◆ **WRITTEN REQUEST**: From the items below, pick out every line containing the string "value" and copy each one in full. Match case exactly.

** start of DATASET CONTENT **

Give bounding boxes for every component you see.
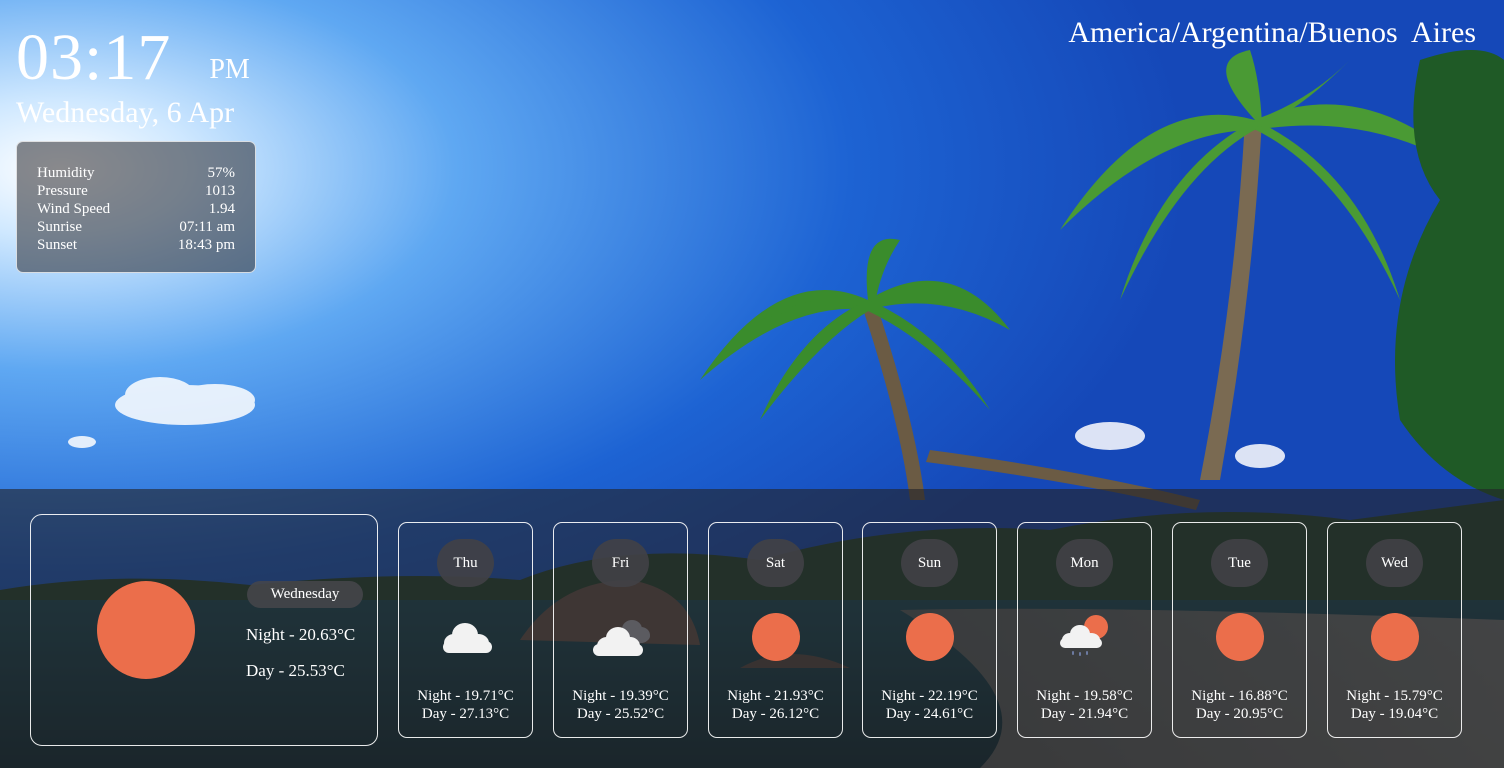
forecast-night-temp: Night - 15.79°C (1346, 688, 1443, 704)
detail-row-humidity: Humidity 57% (37, 164, 235, 182)
forecast-night-temp: Night - 16.88°C (1191, 688, 1288, 704)
forecast-day-label: Fri (592, 539, 649, 587)
forecast-day-temp: Day - 20.95°C (1195, 706, 1284, 722)
forecast-day-temp: Day - 24.61°C (885, 706, 974, 722)
detail-label: Wind Speed (37, 201, 111, 217)
forecast-night-temp: Night - 22.19°C (881, 688, 978, 704)
forecast-night-temp: Night - 19.58°C (1036, 688, 1133, 704)
today-card: Wednesday Night - 20.63°C Day - 25.53°C (30, 514, 378, 746)
today-day-label: Wednesday (247, 581, 363, 608)
forecast-card-mon: Mon Night - 19.58°C Day - 21.94°C (1017, 522, 1152, 738)
cloud-icon (435, 611, 497, 663)
clock: 03:17 PM (16, 18, 250, 98)
detail-value: 1013 (205, 183, 235, 199)
forecast-card-sun: Sun Night - 22.19°C Day - 24.61°C (862, 522, 997, 738)
forecast-day-temp: Day - 25.52°C (576, 706, 665, 722)
detail-row-sunrise: Sunrise 07:11 am (37, 218, 235, 236)
current-date: Wednesday, 6 Apr (16, 96, 235, 129)
forecast-day-label: Mon (1056, 539, 1113, 587)
forecast-day-temp: Day - 21.94°C (1040, 706, 1129, 722)
sun-icon (1364, 611, 1426, 663)
forecast-night-temp: Night - 21.93°C (727, 688, 824, 704)
weather-details-box: Humidity 57% Pressure 1013 Wind Speed 1.… (16, 141, 256, 273)
sun-icon (899, 611, 961, 663)
forecast-day-label: Sun (901, 539, 958, 587)
detail-label: Sunrise (37, 219, 82, 235)
forecast-day-temp: Day - 27.13°C (421, 706, 510, 722)
sun-icon (97, 581, 195, 679)
detail-value: 57% (207, 165, 236, 181)
clouds-icon (590, 611, 652, 663)
sun-icon (745, 611, 807, 663)
forecast-panel: Wednesday Night - 20.63°C Day - 25.53°C … (0, 489, 1504, 768)
clock-ampm: PM (209, 54, 250, 85)
forecast-day-label: Wed (1366, 539, 1423, 587)
today-night-temp: Night - 20.63°C (246, 625, 356, 644)
forecast-day-label: Sat (747, 539, 804, 587)
detail-value: 07:11 am (179, 219, 235, 235)
sun-cloud-rain-icon (1054, 611, 1116, 663)
forecast-card-tue: Tue Night - 16.88°C Day - 20.95°C (1172, 522, 1307, 738)
detail-row-sunset: Sunset 18:43 pm (37, 236, 235, 254)
forecast-card-sat: Sat Night - 21.93°C Day - 26.12°C (708, 522, 843, 738)
forecast-card-thu: Thu Night - 19.71°C Day - 27.13°C (398, 522, 533, 738)
timezone-label: America/Argentina/Buenos Aires (1068, 16, 1476, 49)
detail-label: Sunset (37, 237, 78, 253)
detail-value: 18:43 pm (177, 237, 235, 253)
detail-row-pressure: Pressure 1013 (37, 182, 235, 200)
forecast-day-label: Tue (1211, 539, 1268, 587)
detail-label: Humidity (37, 165, 95, 181)
forecast-day-temp: Day - 19.04°C (1350, 706, 1439, 722)
detail-label: Pressure (37, 183, 88, 199)
forecast-night-temp: Night - 19.39°C (572, 688, 669, 704)
forecast-card-wed: Wed Night - 15.79°C Day - 19.04°C (1327, 522, 1462, 738)
clock-time: 03:17 (16, 21, 172, 94)
forecast-day-label: Thu (437, 539, 494, 587)
detail-row-wind-speed: Wind Speed 1.94 (37, 200, 235, 218)
sun-icon (1209, 611, 1271, 663)
forecast-night-temp: Night - 19.71°C (417, 688, 514, 704)
forecast-card-fri: Fri Night - 19.39°C Day - 25.52°C (553, 522, 688, 738)
forecast-day-temp: Day - 26.12°C (731, 706, 820, 722)
weather-details-table: Humidity 57% Pressure 1013 Wind Speed 1.… (37, 164, 235, 254)
today-day-temp: Day - 25.53°C (246, 661, 345, 680)
detail-value: 1.94 (208, 201, 235, 217)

** end of DATASET CONTENT **

◆ **EXPECTED ANSWER**:
detail-value: 1013 (205, 183, 235, 199)
detail-value: 57% (207, 165, 236, 181)
detail-value: 07:11 am (179, 219, 235, 235)
detail-value: 18:43 pm (177, 237, 235, 253)
detail-value: 1.94 (208, 201, 235, 217)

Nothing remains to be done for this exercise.